#### [SET PROBLEM]
Every line containing the word "typical" needs to be found and copied.

#### [RECORDS SUPPLIED]
- - - - - - -
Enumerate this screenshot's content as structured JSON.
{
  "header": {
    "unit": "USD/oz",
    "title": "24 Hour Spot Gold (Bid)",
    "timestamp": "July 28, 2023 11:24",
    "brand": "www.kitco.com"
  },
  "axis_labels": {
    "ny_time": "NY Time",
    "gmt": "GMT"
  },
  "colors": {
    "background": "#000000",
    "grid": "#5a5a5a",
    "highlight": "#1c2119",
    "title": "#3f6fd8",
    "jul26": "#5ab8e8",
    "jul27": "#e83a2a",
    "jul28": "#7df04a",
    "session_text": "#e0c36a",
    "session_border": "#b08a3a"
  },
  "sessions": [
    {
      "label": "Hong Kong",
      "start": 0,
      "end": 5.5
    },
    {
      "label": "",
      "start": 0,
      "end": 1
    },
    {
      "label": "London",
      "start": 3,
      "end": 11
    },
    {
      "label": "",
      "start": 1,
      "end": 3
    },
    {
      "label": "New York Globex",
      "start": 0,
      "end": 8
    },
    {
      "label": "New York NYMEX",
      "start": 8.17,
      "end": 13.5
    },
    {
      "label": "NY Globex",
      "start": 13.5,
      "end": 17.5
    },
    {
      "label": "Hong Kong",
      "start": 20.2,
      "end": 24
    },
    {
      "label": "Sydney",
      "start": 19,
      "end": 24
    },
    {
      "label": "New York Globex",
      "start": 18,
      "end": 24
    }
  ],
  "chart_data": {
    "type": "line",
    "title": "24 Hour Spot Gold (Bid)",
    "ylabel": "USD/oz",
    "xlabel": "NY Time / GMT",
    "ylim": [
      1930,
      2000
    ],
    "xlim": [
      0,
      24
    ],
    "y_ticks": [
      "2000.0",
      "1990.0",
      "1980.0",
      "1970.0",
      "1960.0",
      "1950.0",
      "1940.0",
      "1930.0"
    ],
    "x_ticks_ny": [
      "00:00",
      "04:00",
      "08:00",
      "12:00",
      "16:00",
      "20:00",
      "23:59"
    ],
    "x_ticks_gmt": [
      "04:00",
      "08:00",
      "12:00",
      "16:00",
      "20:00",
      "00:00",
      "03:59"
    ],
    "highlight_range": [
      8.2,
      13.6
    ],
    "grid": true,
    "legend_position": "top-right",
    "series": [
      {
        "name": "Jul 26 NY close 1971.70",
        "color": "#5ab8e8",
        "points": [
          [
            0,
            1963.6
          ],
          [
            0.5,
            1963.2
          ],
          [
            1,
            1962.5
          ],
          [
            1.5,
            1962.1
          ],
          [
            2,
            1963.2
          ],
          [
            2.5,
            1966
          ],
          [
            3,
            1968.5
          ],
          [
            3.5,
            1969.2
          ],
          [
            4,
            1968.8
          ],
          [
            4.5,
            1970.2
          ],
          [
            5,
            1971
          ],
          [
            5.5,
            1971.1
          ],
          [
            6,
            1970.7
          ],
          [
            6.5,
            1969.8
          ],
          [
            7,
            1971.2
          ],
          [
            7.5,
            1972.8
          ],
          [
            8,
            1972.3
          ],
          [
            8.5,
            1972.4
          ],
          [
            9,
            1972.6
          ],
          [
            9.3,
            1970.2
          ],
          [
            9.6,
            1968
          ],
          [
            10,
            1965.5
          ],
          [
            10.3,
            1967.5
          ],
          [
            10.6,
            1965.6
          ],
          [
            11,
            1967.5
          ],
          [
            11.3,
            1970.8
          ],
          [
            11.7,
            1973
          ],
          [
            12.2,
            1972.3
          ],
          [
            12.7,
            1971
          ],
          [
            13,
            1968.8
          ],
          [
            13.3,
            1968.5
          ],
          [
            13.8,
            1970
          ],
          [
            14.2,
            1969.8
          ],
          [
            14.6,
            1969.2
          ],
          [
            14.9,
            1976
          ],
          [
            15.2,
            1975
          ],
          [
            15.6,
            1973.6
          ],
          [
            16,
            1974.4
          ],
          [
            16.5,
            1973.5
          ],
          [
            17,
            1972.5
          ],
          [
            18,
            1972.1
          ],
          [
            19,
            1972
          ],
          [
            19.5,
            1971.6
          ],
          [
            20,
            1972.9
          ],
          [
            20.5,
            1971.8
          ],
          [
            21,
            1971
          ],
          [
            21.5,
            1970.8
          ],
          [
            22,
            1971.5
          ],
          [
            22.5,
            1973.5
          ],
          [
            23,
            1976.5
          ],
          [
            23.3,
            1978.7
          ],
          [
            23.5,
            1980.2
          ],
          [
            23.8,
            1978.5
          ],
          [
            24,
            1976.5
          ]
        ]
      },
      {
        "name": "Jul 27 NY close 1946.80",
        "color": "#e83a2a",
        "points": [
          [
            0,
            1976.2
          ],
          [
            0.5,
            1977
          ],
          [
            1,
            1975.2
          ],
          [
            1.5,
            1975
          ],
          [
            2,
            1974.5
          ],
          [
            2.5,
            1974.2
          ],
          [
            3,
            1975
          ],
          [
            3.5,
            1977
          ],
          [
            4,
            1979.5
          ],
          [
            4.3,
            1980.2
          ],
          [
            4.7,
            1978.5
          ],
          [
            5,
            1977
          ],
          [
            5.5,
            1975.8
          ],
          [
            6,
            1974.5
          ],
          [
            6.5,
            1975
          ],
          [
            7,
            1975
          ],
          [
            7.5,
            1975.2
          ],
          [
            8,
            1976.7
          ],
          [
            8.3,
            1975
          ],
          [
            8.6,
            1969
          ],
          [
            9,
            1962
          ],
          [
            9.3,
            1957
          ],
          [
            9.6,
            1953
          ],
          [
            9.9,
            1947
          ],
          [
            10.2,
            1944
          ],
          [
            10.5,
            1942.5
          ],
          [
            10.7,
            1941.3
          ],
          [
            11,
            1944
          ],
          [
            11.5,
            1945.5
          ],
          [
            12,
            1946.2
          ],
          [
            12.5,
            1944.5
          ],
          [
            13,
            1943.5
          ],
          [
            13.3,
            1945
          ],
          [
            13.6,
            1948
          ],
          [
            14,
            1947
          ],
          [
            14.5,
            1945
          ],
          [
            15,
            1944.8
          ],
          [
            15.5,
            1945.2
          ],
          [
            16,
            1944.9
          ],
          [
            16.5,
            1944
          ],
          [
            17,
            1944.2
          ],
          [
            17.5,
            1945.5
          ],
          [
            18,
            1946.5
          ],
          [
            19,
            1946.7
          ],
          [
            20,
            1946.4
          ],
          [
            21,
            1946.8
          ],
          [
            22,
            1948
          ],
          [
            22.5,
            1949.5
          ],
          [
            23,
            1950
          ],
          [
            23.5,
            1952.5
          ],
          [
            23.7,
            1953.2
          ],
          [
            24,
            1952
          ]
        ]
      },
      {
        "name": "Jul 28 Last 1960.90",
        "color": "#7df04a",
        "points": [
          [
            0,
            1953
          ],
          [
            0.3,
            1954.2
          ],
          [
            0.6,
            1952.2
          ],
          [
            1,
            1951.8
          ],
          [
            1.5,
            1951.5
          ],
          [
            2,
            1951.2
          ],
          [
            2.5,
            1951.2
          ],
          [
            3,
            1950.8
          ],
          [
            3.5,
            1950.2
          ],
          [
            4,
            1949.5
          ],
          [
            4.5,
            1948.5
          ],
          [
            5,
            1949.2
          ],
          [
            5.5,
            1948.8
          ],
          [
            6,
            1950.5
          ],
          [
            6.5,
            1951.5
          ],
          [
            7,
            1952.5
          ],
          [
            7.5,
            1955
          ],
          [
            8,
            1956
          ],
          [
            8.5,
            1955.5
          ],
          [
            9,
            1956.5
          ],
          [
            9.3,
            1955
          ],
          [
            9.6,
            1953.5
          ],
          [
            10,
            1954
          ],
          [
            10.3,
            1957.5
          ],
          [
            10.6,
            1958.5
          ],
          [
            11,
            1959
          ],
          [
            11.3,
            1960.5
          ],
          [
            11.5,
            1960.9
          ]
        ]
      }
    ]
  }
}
- - - - - - -
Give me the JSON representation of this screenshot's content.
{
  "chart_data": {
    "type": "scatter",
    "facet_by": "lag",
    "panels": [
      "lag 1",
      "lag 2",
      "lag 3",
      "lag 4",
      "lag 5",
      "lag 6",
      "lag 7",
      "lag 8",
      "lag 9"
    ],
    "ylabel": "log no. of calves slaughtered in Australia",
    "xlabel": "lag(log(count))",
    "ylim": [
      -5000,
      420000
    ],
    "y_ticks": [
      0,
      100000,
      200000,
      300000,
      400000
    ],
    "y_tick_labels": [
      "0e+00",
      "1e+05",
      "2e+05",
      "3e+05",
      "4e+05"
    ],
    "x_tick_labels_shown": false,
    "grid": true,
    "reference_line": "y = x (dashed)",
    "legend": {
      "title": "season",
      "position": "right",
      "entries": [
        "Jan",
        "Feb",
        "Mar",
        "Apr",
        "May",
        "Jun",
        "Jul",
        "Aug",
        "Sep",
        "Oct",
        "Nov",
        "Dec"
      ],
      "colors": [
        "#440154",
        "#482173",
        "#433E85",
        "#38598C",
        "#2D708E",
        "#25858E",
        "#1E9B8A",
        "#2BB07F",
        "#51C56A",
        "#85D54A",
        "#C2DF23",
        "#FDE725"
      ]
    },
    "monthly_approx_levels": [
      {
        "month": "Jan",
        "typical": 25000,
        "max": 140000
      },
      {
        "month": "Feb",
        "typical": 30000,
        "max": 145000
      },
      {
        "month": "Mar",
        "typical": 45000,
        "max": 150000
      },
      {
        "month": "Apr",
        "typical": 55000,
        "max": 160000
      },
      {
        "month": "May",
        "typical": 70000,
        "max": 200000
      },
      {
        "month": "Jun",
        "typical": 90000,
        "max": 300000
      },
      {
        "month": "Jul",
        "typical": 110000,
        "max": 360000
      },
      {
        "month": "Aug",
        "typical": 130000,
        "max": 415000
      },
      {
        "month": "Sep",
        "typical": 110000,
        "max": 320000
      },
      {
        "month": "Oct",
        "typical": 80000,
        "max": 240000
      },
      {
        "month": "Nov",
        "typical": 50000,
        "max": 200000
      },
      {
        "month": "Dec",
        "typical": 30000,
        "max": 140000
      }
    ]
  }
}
- - - - - - -
#### [EXERCISE OUTPUT]
        "typical": 25000,
        "typical": 30000,
        "typical": 45000,
        "typical": 55000,
        "typical": 70000,
        "typical": 90000,
        "typical": 110000,
        "typical": 130000,
        "typical": 110000,
        "typical": 80000,
        "typical": 50000,
        "typical": 30000,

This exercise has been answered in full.